In the data below, find every line with the string "this" and pull it out.

Material provided »
────────────────

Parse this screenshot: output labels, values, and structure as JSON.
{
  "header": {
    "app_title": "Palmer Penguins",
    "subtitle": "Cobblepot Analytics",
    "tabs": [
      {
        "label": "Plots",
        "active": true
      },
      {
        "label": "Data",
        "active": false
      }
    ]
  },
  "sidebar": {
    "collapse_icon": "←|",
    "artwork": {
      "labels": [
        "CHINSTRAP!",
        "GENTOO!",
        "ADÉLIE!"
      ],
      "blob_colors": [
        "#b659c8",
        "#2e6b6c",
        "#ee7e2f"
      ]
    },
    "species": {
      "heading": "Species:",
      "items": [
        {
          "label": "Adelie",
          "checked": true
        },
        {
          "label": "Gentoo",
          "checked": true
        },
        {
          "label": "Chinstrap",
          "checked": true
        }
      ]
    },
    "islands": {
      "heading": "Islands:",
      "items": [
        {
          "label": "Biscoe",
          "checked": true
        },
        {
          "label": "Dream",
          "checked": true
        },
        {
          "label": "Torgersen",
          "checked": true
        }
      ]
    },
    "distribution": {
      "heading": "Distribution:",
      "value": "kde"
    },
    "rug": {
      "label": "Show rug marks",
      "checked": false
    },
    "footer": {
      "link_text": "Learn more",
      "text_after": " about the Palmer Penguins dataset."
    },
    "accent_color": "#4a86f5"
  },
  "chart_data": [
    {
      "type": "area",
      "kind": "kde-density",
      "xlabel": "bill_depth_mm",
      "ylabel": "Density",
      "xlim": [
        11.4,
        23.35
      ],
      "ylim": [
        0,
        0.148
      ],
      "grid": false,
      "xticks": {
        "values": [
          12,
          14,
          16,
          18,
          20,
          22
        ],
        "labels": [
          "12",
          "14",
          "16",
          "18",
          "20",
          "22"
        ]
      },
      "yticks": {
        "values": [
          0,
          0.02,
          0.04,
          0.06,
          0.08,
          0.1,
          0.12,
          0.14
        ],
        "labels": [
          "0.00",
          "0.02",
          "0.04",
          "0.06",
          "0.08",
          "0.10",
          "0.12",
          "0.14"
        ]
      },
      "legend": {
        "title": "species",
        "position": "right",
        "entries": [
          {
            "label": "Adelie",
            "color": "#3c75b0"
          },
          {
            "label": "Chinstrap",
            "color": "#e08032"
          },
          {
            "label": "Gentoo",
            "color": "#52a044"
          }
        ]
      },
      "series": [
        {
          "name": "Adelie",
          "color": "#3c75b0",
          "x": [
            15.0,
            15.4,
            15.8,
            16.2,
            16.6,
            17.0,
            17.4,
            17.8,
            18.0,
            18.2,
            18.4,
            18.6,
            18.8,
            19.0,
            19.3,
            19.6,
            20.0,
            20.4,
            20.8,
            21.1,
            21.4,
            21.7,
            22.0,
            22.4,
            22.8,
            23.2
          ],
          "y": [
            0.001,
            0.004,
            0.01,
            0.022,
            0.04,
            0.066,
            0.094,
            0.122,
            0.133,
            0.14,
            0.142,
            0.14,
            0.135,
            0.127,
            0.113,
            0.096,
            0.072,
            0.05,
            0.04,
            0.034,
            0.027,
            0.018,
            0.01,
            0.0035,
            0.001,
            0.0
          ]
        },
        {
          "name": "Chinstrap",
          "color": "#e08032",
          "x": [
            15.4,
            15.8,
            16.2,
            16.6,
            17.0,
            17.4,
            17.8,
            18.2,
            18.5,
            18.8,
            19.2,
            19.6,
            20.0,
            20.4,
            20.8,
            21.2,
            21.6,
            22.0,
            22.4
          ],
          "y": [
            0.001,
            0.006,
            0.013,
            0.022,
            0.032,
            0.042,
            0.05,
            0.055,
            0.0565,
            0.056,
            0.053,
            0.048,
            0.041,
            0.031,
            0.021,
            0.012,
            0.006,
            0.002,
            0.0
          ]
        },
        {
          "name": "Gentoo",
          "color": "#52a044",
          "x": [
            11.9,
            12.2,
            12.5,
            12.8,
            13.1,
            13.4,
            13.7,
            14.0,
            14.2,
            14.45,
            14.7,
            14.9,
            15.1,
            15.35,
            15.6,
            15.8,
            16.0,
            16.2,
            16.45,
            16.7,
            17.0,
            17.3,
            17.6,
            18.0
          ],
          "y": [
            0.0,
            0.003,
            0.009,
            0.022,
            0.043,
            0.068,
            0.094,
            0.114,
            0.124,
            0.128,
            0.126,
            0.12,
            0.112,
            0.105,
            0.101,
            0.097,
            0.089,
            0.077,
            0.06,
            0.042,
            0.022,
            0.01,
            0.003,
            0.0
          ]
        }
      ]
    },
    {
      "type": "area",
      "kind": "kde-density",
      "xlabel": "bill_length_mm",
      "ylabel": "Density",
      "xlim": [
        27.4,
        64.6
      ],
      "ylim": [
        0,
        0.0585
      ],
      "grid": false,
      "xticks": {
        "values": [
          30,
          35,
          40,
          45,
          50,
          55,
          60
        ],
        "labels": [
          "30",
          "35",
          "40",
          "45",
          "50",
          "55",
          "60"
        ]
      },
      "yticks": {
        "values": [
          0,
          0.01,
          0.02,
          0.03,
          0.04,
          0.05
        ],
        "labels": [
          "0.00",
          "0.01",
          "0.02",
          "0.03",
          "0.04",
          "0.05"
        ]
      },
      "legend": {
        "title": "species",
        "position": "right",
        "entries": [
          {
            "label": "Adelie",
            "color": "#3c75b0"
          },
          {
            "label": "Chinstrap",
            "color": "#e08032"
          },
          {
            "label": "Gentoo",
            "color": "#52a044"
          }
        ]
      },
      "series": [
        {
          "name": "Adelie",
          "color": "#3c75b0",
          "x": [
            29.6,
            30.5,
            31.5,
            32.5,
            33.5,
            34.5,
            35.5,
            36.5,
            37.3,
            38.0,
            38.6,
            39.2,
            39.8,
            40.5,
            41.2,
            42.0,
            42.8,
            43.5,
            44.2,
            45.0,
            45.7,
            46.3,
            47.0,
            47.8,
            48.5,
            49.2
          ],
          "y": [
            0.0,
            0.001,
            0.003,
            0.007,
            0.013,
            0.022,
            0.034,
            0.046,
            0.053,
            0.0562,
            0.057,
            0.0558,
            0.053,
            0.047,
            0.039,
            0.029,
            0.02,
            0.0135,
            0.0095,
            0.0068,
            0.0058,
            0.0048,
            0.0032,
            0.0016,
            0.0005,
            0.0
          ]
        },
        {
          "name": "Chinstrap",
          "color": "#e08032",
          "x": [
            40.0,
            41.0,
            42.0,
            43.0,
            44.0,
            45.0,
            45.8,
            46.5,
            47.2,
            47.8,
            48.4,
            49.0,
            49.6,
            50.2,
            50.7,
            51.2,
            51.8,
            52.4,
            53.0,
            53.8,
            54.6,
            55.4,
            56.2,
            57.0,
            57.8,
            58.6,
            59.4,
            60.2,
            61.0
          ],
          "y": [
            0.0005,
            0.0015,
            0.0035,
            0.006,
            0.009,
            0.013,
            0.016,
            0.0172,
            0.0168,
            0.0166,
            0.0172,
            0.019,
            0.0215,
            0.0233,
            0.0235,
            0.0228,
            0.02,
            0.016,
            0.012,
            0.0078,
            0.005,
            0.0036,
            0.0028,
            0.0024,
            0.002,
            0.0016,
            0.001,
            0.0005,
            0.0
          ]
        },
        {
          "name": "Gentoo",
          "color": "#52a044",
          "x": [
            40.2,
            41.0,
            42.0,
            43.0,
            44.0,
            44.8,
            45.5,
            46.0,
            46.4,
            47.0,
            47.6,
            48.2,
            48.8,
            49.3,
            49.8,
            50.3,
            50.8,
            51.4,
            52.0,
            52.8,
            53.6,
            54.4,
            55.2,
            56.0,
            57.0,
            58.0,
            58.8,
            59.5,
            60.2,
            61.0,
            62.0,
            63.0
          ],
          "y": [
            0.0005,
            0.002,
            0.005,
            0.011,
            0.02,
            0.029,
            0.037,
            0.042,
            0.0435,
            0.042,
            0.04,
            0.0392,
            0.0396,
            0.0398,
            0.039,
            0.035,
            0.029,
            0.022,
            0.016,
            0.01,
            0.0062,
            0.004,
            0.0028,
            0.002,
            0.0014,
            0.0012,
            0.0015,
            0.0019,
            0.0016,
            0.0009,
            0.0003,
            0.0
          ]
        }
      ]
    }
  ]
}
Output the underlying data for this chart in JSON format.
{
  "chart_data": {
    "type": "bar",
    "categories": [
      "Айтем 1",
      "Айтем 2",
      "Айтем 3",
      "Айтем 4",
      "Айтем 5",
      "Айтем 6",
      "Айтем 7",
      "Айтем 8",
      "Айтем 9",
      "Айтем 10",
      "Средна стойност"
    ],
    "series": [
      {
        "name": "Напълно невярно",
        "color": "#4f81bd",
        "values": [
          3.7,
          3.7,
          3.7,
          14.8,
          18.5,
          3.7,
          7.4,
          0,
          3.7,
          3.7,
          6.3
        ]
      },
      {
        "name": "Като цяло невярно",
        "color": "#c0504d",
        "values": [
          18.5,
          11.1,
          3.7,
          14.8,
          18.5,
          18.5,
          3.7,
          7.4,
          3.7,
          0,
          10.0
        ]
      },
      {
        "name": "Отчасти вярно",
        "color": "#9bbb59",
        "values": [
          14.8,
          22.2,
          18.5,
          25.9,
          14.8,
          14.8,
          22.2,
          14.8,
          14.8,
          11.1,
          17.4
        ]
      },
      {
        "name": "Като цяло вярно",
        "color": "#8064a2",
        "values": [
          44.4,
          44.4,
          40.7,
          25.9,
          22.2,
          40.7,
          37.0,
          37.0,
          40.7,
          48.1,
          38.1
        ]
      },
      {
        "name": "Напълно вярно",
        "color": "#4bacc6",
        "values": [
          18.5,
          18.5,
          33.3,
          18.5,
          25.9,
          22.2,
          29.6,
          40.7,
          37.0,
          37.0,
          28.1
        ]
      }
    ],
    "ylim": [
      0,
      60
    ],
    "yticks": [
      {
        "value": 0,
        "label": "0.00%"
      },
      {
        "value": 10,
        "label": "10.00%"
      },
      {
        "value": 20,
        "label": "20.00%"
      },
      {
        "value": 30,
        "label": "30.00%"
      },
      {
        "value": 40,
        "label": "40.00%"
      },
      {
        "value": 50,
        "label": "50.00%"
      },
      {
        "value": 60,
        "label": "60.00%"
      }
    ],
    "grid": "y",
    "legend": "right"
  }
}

────────────────

Exercise output »
Parse this screenshot: output labels, values, and structure as JSON.
Output the underlying data for this chart in JSON format.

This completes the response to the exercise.